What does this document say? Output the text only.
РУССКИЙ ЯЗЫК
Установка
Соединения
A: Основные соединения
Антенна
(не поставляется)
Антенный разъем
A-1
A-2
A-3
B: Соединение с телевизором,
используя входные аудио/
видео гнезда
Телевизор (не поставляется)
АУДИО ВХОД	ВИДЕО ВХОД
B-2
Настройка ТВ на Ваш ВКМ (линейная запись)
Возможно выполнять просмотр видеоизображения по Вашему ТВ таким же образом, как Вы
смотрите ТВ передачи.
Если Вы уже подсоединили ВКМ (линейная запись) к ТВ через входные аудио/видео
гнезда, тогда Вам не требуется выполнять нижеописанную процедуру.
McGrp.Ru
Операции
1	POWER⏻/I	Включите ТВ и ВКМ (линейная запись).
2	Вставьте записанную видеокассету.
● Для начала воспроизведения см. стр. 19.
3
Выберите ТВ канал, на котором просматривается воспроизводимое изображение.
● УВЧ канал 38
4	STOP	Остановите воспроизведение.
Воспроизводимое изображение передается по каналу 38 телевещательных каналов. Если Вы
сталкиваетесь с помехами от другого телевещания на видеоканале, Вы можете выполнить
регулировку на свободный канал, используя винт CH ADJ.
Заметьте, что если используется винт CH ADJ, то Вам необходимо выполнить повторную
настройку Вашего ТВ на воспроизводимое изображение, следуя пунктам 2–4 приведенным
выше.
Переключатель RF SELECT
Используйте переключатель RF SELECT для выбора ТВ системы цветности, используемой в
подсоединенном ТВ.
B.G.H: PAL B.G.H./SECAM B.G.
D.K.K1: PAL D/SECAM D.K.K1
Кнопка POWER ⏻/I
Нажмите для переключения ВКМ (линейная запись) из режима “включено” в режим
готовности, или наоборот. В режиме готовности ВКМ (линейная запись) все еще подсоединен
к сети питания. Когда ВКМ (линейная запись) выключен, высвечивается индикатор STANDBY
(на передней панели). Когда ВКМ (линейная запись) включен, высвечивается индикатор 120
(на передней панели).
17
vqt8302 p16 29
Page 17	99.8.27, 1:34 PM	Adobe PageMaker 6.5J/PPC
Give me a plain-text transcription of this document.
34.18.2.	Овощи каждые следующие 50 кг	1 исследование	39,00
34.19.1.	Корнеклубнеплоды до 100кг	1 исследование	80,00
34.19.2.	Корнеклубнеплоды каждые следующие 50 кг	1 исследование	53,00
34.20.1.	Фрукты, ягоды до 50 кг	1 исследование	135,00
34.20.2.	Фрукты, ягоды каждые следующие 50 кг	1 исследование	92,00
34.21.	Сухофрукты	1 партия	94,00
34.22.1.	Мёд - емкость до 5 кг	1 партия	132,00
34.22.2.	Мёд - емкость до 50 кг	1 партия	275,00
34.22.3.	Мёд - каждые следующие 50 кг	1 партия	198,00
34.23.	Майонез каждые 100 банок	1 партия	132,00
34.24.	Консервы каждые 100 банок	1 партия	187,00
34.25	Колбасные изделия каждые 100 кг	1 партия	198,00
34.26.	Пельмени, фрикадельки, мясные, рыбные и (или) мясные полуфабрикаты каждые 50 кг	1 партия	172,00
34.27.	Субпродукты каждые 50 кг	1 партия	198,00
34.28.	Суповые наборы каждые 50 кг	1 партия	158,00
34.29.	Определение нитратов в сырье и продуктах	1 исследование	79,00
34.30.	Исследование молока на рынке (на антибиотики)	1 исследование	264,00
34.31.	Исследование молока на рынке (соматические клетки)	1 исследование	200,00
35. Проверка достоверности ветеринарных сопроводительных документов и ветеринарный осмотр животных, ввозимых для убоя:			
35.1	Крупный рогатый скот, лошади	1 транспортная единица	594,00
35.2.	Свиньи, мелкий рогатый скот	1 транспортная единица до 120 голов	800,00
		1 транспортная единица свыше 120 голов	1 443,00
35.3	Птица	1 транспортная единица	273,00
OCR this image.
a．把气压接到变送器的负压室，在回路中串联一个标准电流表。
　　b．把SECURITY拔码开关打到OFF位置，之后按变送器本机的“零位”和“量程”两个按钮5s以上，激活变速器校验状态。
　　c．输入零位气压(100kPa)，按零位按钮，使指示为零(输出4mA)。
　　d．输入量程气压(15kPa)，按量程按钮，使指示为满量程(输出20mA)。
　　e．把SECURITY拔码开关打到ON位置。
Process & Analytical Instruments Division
* * * * * * * * *
### SHORT TASK
Quote, without any change, each line from the one that contains "OCR this image." through the end of the material.

### RESPONSE TO THE EXERCISE
OCR this image.
a．把气压接到变送器的负压室，在回路中串联一个标准电流表。
　　b．把SECURITY拔码开关打到OFF位置，之后按变送器本机的“零位”和“量程”两个按钮5s以上，激活变速器校验状态。
　　c．输入零位气压(100kPa)，按零位按钮，使指示为零(输出4mA)。
　　d．输入量程气压(15kPa)，按量程按钮，使指示为满量程(输出20mA)。
　　e．把SECURITY拔码开关打到ON位置。
Process & Analytical Instruments Division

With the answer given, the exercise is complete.